→ **Input material**:
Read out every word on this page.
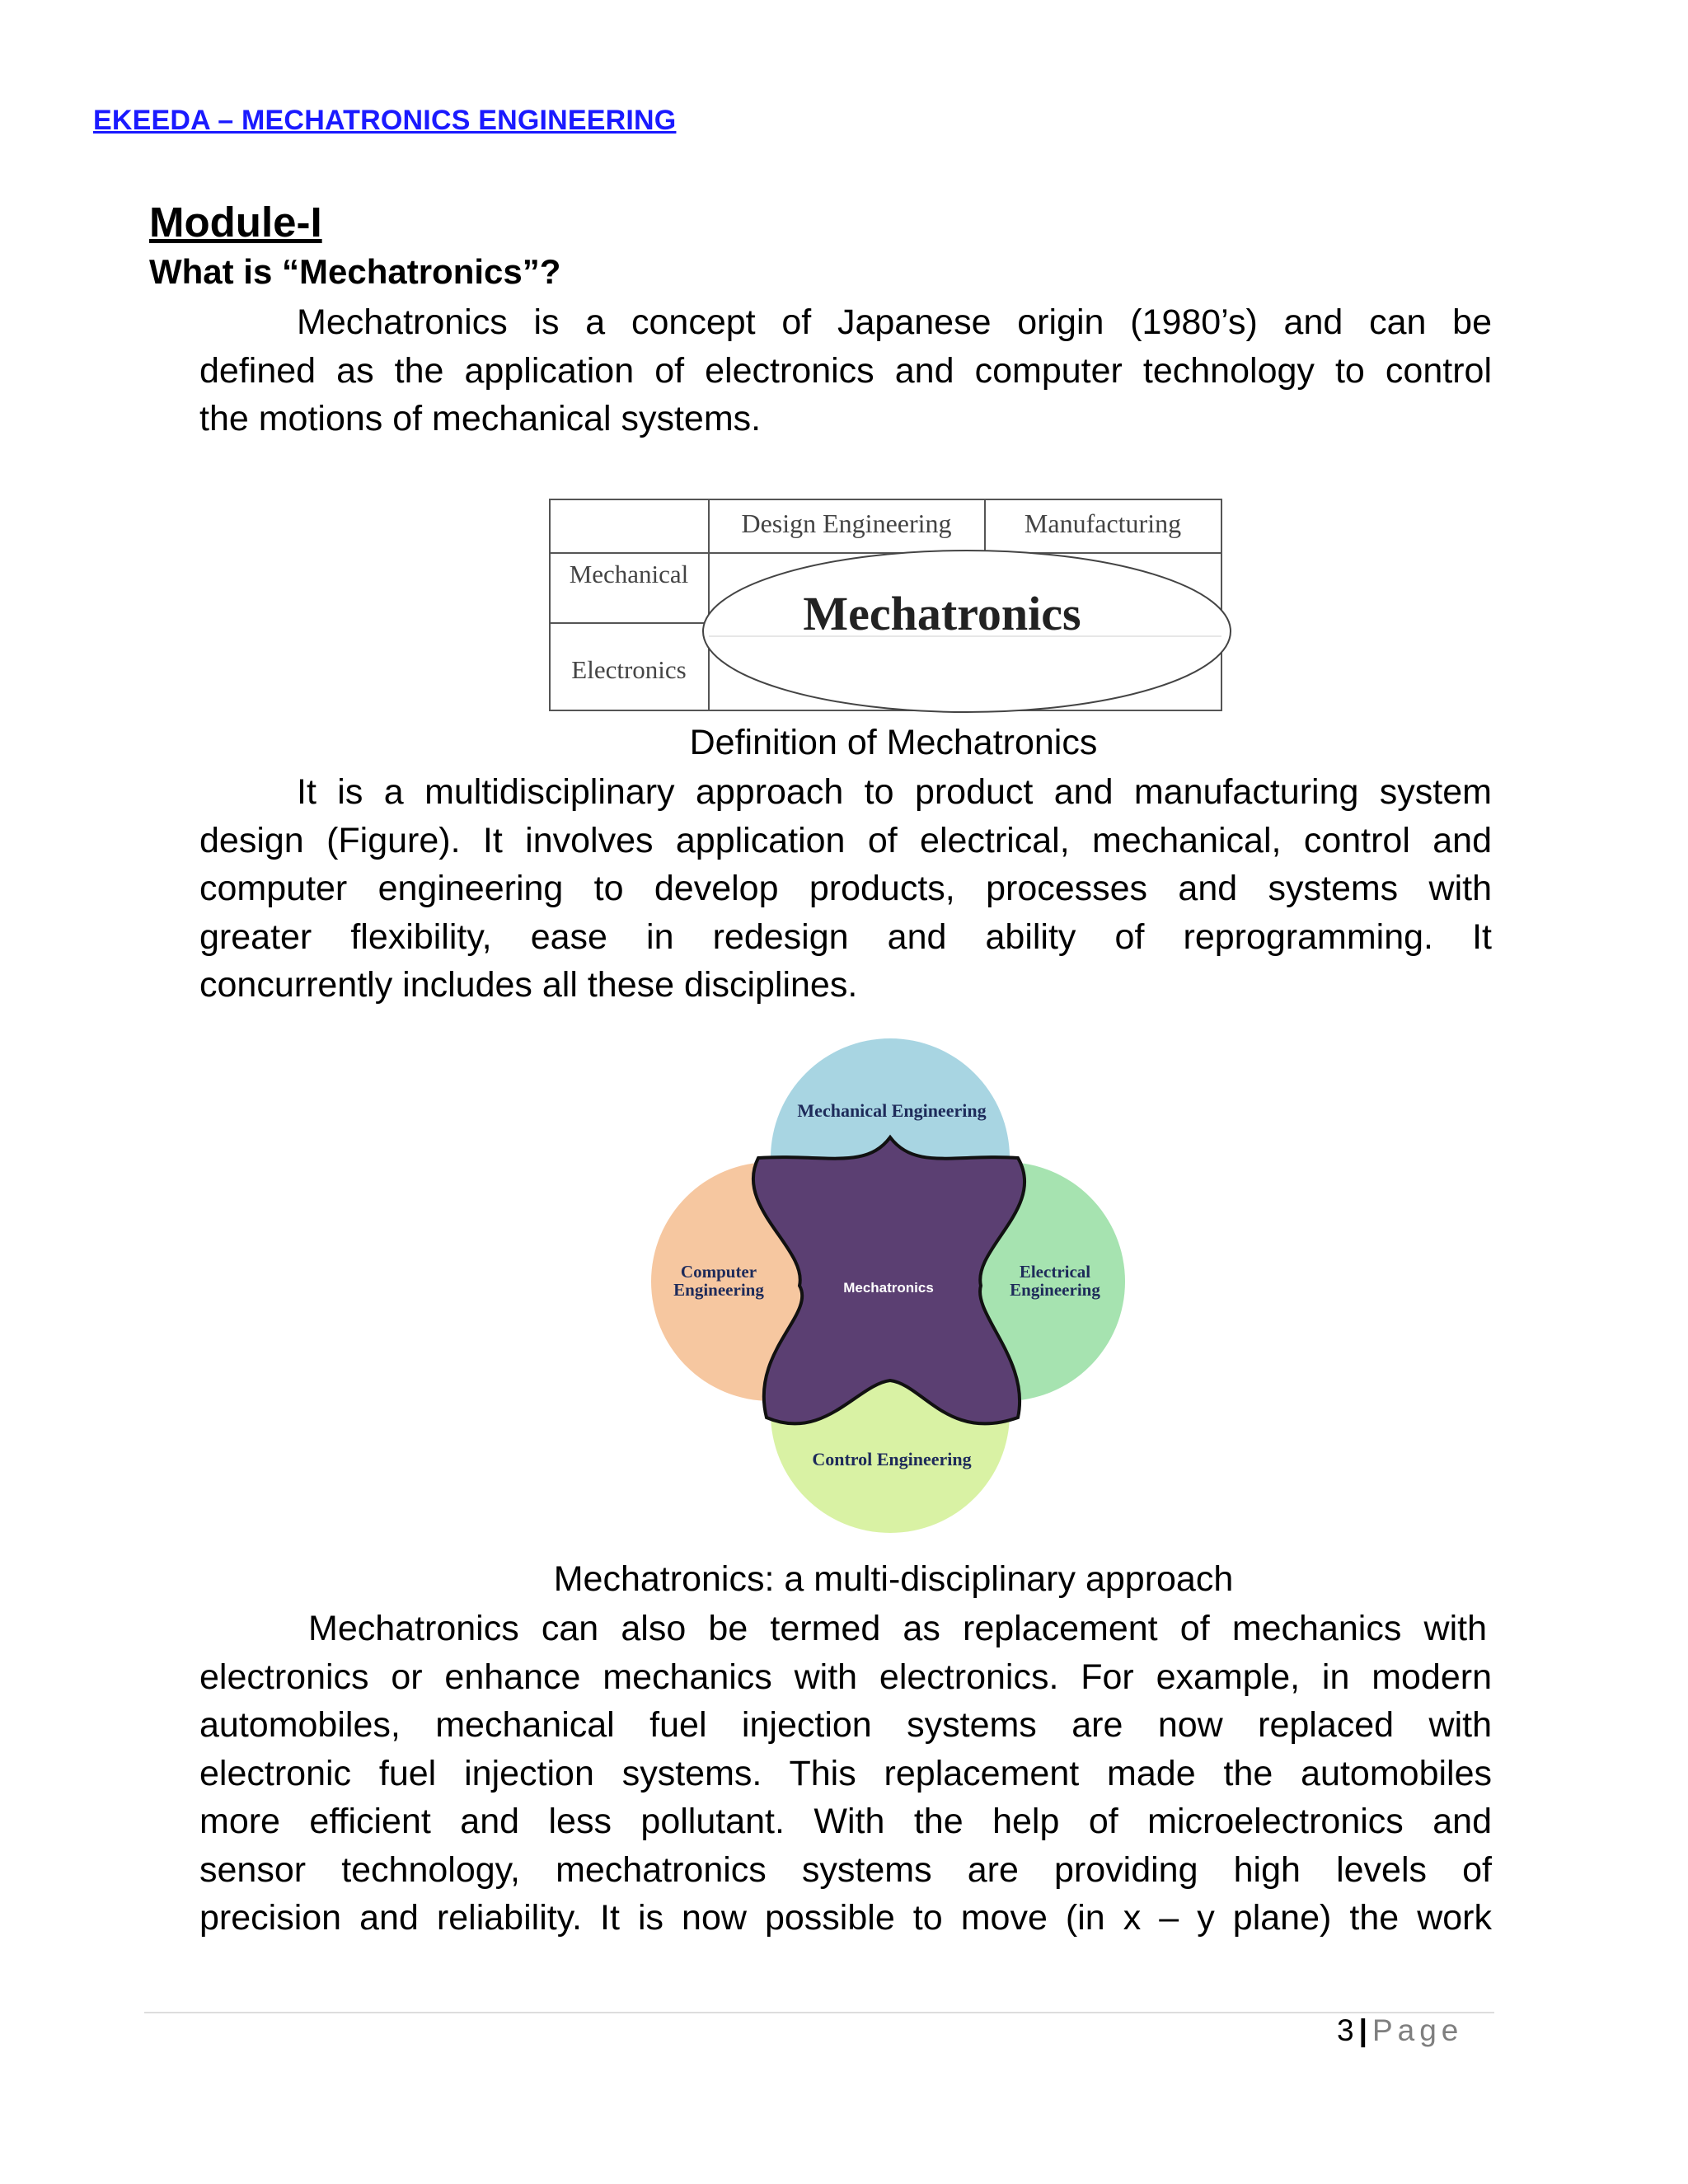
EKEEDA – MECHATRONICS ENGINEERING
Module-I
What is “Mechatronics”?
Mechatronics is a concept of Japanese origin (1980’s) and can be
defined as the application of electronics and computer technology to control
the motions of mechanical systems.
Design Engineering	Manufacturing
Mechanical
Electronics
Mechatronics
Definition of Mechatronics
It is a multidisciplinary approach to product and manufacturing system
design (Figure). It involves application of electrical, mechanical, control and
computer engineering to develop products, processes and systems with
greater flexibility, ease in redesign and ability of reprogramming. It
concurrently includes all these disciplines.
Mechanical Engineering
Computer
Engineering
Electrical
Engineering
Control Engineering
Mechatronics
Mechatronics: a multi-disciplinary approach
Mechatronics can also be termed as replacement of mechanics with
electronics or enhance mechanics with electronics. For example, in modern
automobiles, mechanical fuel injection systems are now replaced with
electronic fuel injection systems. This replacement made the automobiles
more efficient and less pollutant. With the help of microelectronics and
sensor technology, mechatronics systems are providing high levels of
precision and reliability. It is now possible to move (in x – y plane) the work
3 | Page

→ **Given exercise**: Isolate each line of the listing above that includes "approach". Copy it.

→ **Exercise result**:
It is a multidisciplinary approach to product and manufacturing system
Mechatronics: a multi-disciplinary approach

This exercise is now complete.